== Listing ==

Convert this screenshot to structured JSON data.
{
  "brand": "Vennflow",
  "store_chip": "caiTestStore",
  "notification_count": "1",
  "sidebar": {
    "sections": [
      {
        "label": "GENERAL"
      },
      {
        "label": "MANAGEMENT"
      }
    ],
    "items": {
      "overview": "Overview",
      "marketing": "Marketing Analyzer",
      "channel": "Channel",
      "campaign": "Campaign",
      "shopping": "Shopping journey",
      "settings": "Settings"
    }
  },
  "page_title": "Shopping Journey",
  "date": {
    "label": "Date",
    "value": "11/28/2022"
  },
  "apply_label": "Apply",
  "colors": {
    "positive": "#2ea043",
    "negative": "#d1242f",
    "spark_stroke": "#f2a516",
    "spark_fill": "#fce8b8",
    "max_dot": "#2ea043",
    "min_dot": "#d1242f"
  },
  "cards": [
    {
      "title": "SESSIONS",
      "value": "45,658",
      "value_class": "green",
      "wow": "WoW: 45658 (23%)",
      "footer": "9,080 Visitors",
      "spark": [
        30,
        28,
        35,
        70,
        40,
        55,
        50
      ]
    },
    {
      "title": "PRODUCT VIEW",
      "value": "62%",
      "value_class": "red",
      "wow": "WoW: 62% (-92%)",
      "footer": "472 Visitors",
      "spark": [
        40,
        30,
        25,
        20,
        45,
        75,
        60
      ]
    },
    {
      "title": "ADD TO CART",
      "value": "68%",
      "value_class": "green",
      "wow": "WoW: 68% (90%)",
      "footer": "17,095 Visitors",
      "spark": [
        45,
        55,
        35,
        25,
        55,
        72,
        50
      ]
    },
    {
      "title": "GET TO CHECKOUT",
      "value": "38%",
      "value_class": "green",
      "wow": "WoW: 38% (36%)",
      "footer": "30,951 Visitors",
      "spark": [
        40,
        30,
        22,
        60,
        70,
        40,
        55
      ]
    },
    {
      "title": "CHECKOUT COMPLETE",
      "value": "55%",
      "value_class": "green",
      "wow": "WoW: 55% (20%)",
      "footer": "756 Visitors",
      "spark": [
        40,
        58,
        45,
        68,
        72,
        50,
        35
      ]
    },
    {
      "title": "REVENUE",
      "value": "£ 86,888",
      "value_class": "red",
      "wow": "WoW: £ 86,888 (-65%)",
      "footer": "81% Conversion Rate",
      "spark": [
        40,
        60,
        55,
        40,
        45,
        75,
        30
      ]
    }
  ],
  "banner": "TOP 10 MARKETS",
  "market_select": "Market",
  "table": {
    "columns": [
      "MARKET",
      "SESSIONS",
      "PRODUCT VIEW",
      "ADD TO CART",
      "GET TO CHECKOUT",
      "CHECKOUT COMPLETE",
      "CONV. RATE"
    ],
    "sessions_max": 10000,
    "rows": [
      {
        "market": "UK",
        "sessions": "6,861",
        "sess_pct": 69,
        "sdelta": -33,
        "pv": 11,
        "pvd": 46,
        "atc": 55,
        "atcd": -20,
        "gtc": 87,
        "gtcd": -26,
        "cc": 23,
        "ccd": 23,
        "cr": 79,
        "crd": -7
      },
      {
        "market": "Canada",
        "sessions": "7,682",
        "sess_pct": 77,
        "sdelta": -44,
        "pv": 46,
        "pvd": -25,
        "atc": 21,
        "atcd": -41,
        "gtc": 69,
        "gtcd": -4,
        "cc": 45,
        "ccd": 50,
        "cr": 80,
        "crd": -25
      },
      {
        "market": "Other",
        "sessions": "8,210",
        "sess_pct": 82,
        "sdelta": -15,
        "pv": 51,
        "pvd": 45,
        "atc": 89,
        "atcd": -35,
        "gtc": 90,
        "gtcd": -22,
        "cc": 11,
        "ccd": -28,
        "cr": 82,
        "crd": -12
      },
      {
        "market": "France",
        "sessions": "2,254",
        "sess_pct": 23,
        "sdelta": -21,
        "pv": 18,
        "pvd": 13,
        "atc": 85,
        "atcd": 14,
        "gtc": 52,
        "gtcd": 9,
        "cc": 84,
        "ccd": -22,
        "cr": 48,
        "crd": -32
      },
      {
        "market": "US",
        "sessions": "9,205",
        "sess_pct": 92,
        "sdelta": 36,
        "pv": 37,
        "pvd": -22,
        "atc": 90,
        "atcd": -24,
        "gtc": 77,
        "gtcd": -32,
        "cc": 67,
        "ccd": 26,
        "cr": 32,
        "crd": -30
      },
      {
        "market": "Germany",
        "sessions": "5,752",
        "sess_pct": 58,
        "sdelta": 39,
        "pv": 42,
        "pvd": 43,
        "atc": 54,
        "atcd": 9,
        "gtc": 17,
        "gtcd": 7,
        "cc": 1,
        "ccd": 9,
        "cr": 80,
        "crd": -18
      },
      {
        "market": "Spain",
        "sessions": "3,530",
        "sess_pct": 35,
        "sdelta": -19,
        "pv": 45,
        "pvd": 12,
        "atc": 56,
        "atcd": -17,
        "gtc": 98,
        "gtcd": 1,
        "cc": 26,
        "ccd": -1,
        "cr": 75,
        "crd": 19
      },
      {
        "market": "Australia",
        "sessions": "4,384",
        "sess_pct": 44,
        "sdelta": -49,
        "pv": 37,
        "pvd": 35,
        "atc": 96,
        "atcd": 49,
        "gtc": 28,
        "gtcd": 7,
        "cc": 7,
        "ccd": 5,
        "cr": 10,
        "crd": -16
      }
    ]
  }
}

===
== Listing ==

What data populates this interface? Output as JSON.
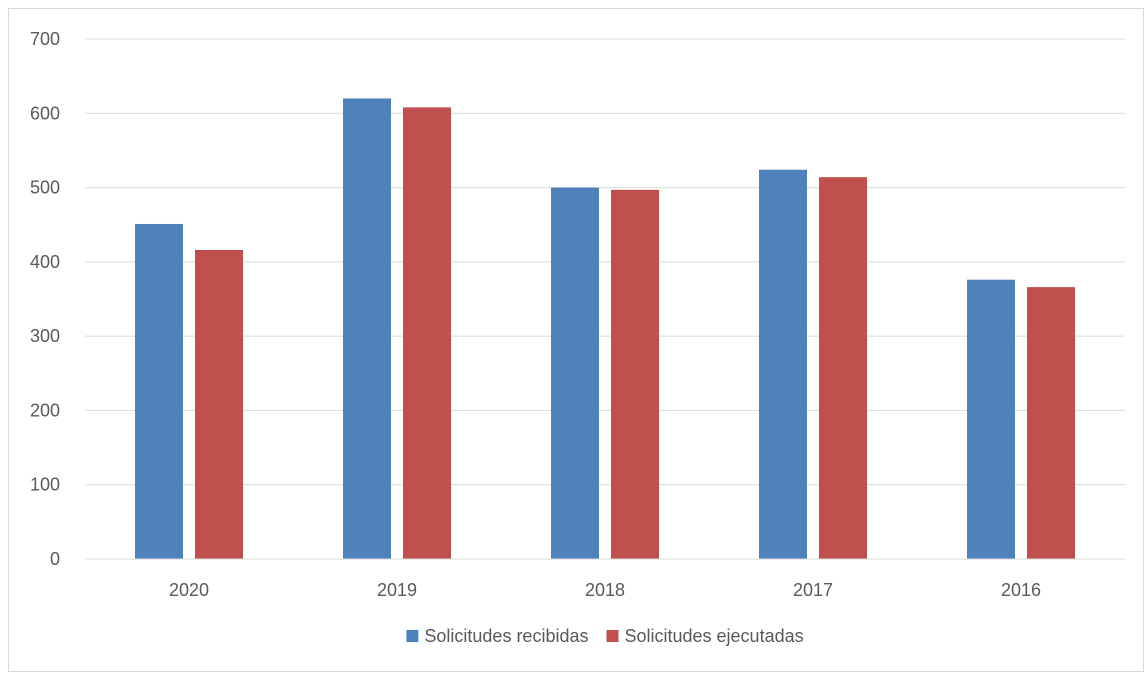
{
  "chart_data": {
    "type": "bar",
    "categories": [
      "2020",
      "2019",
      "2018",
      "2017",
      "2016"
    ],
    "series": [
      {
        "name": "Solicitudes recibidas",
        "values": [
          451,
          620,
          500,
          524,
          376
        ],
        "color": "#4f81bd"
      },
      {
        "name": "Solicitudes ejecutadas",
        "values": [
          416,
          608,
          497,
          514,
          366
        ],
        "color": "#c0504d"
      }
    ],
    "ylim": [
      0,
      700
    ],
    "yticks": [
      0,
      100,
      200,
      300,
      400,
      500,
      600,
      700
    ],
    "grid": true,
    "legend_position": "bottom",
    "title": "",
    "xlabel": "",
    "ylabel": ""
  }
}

===
== Listing ==

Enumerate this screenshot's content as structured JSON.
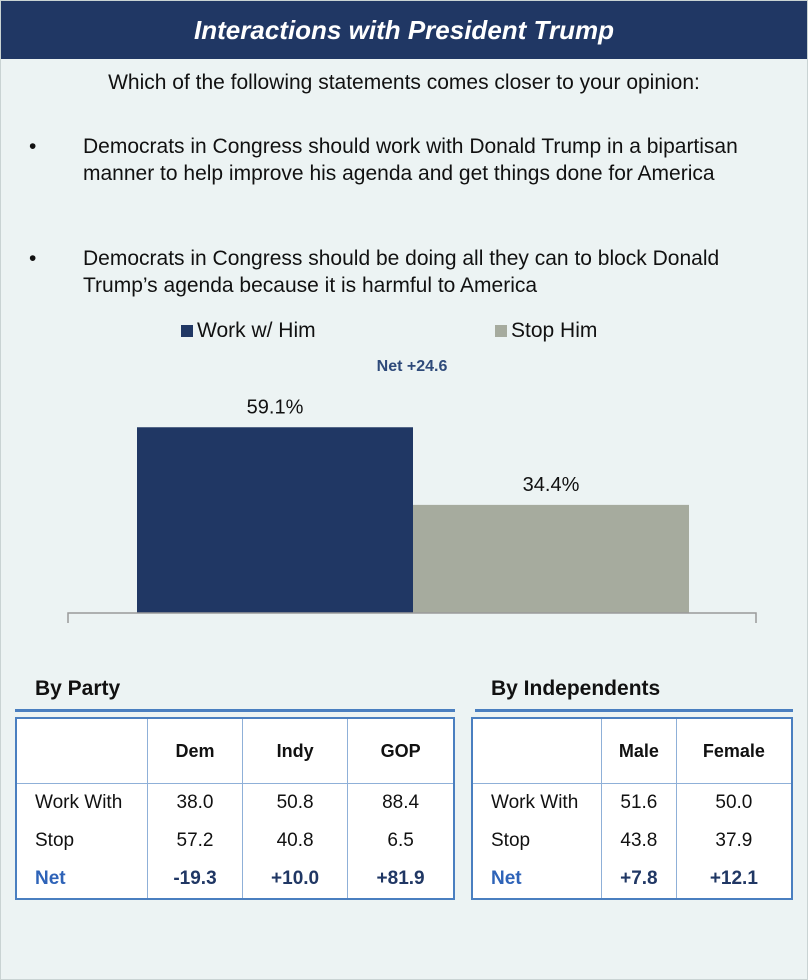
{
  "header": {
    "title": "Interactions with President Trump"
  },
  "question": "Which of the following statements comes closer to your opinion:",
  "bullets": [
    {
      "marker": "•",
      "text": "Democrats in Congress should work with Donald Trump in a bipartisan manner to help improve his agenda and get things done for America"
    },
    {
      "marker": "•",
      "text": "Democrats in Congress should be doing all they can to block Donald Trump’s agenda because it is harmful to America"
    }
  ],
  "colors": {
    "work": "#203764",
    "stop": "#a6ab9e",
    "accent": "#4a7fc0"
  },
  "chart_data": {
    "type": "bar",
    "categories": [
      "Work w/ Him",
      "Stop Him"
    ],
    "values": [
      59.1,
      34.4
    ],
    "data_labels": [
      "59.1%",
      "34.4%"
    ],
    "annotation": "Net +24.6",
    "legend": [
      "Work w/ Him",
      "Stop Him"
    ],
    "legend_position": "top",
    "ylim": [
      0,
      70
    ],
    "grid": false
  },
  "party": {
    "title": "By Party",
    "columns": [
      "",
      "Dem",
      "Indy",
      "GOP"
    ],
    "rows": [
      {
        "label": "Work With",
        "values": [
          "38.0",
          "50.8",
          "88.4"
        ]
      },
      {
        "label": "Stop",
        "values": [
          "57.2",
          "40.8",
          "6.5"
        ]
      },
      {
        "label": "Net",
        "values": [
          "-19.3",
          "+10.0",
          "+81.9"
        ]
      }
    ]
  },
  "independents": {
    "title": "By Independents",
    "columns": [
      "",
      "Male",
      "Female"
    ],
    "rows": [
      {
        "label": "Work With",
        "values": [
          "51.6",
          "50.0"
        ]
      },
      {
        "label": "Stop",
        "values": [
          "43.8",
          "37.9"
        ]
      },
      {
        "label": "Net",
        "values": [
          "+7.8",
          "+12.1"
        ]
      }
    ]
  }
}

===

- **The exercise**: Give the count of lines holding the word "text" and nothing more.

- **Task response**: 2